**Textauszug:**
== == ==

Frage an Joachim Pfeiffer von Klaus L. bezüglich Wirtschaft

Sehr geehrter Herr Dr. Pfeiffer,

"So spart Ökostrom Milliiarden" war eine der Kernaussagen, die in dem ARD-Magazin Monitor vom 21.10.10 aufgestellt wurde.
Begründet wird das damit, dass bei zusätzlicher Einspeisung von Solarstrom der Börsenpreis an der Leipziger Strombörse sinkt.
Das ist wohl tatsächlich so, wobei mir nicht klar ist, warum der Strompreis sinkt, wenn Solarstrom mit 30 Cent (oder noch mehr) Einspeisevergütung konventionellen Strom mit Kosten von max. 5 bis 7 Cent verdrängt.
Monitor behauptete weiter, dass der Vorteil aus dem gesunkenen Börsenpreis "in den Gewinnmargen der großen Stromkonzerne" landet, aber nicht an die Kunden weitergegeben wird. Andererseits ist in den Geschäftsberichten von RWE oder Eon zu lesen, dass die jährlich produzierte Strommenge jeweils fast komplett im voraus verkauft wird.

== == ==

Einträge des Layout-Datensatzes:
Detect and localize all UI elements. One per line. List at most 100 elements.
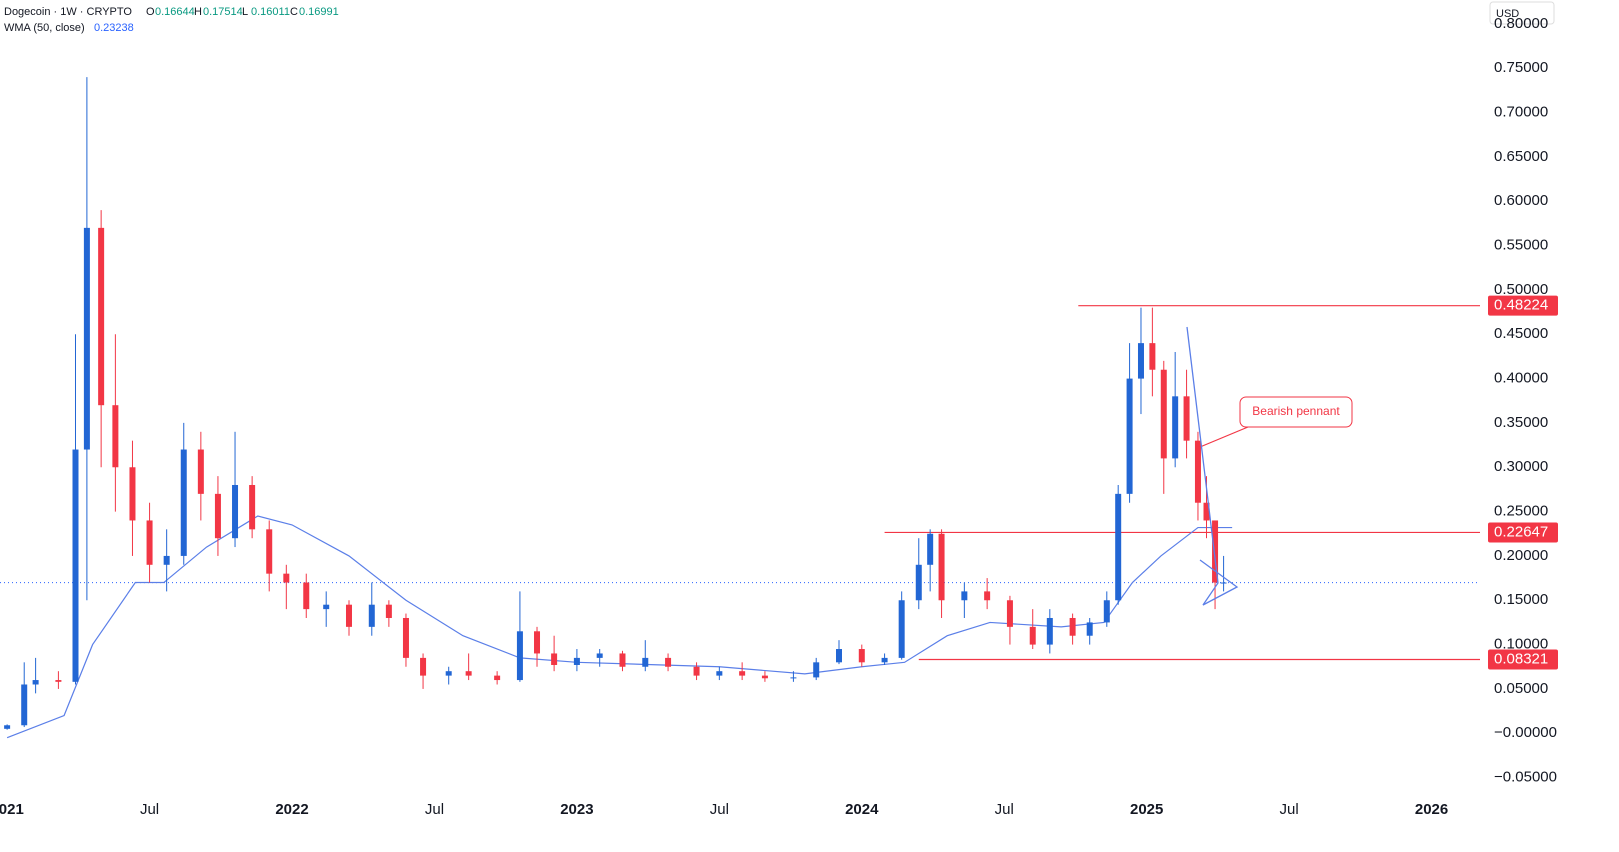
candle-body <box>927 533 934 565</box>
candle-body <box>790 677 797 679</box>
y-tick-label: 0.20000 <box>1494 547 1548 564</box>
ohlc-label: C <box>290 6 298 18</box>
ohlc-value: 0.16991 <box>299 6 339 18</box>
ohlc-value: 0.16011 <box>251 6 290 18</box>
level-label-box <box>1488 522 1558 543</box>
y-tick-label: 0.70000 <box>1494 104 1548 121</box>
currency: USD <box>1496 8 1519 20</box>
candle-body <box>494 675 501 681</box>
candle-body <box>739 671 746 676</box>
level-label: 0.48224 <box>1494 297 1548 314</box>
candle-body <box>858 649 865 663</box>
candle-body <box>303 582 310 610</box>
candle-body <box>1126 378 1133 494</box>
candle-body <box>249 484 256 530</box>
candle-body <box>573 657 580 665</box>
y-tick-label: 0.10000 <box>1494 636 1548 653</box>
candle-body <box>232 484 239 539</box>
y-tick-label: 0.80000 <box>1494 15 1548 32</box>
candle-body <box>465 671 472 676</box>
candle-body <box>214 493 221 539</box>
y-tick-label: 0.75000 <box>1494 59 1548 76</box>
candle-body <box>984 591 991 601</box>
candle-body <box>619 653 626 667</box>
x-tick-label: Jul <box>140 801 159 818</box>
x-tick-label: Jul <box>425 801 444 818</box>
candle-body <box>1160 369 1167 459</box>
candle-body <box>881 657 888 663</box>
x-tick-label: Jul <box>710 801 729 818</box>
candle-body <box>915 564 922 601</box>
candle-body <box>961 591 968 601</box>
candle-body <box>72 449 79 682</box>
candle-body <box>1103 600 1110 623</box>
candle-body <box>938 533 945 601</box>
candle-body <box>197 449 204 494</box>
y-tick-label: −0.00000 <box>1494 724 1557 741</box>
currency-box <box>1489 1 1555 25</box>
ohlc-value: 0.16644 <box>155 6 195 18</box>
candle-body <box>4 725 11 729</box>
candle-body <box>55 680 62 682</box>
annotation-pointer <box>1199 426 1249 448</box>
y-tick-label: 0.05000 <box>1494 680 1548 697</box>
y-tick-label: 0.45000 <box>1494 325 1548 342</box>
candle-body <box>1006 600 1013 627</box>
y-tick-label: 0.60000 <box>1494 192 1548 209</box>
x-tick-label: Jul <box>995 801 1014 818</box>
y-tick-label: 0.40000 <box>1494 370 1548 387</box>
candle-body <box>129 467 136 521</box>
candle-body <box>323 604 330 610</box>
candle-body <box>445 671 452 676</box>
candle-body <box>1086 622 1093 636</box>
candle-body <box>1183 396 1190 441</box>
candle-body <box>1212 520 1219 583</box>
candle-body <box>163 555 170 565</box>
candle-body <box>1046 617 1053 645</box>
candle-body <box>1137 343 1144 379</box>
y-tick-label: −0.05000 <box>1494 769 1557 786</box>
candle-body <box>835 649 842 663</box>
candle-body <box>534 631 541 654</box>
candle-body <box>368 604 375 627</box>
x-tick-label: 2021 <box>0 801 24 818</box>
candle-body <box>596 653 603 658</box>
x-tick-label: 2024 <box>845 801 879 818</box>
candle-body <box>693 666 700 676</box>
x-tick-label: 2022 <box>275 801 308 818</box>
candle-body <box>98 227 105 406</box>
candle-body <box>516 631 523 681</box>
candle-body <box>1194 440 1201 503</box>
level-label: 0.08321 <box>1494 650 1548 667</box>
candle-body <box>813 662 820 678</box>
candle-body <box>385 604 392 618</box>
ohlc-label: O <box>146 6 155 18</box>
candle-body <box>112 405 119 468</box>
y-tick-label: 0.35000 <box>1494 414 1548 431</box>
candle-body <box>1069 617 1076 636</box>
y-tick-label: 0.15000 <box>1494 591 1548 608</box>
ohlc-value: 0.17514 <box>203 6 243 18</box>
annotation-box <box>1239 396 1353 428</box>
ohlc-label: L <box>242 6 248 18</box>
ohlc-label: H <box>194 6 202 18</box>
y-tick-label: 0.25000 <box>1494 503 1548 520</box>
y-tick-label: 0.30000 <box>1494 458 1548 475</box>
pennant-drawing <box>1186 326 1239 606</box>
candle-body <box>1220 582 1227 584</box>
candle-body <box>642 657 649 667</box>
level-label-box <box>1488 295 1558 316</box>
x-tick-label: 2023 <box>560 801 593 818</box>
candle-body <box>83 227 90 450</box>
candle-body <box>716 671 723 676</box>
candle-body <box>551 653 558 665</box>
candle-body <box>146 520 153 565</box>
annotation: Bearish pennant <box>1252 404 1340 418</box>
y-tick-label: 0.65000 <box>1494 148 1548 165</box>
candle-body <box>898 600 905 658</box>
x-tick-label: 2025 <box>1130 801 1163 818</box>
candle-body <box>420 657 427 676</box>
candle-body <box>266 529 273 574</box>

== == ==

**Ziel:** Wie lautet der folgende Satz aus dem Textauszug zum Börsenstrompreis auf Englisch: „Andererseits ist in den Geschäftsberichten von RWE oder Eon zu lesen, dass die jährlich produzierte Strommenge jeweils fast komplett im voraus verkauft wird.“? Die Einträge stehen in keinem Zusammenhang mit dem Textauszug.

**Ergebnis der Übung:** On the other hand, the annual reports of RWE or Eon state that the amount of electricity produced each year is in each case almost entirely sold in advance.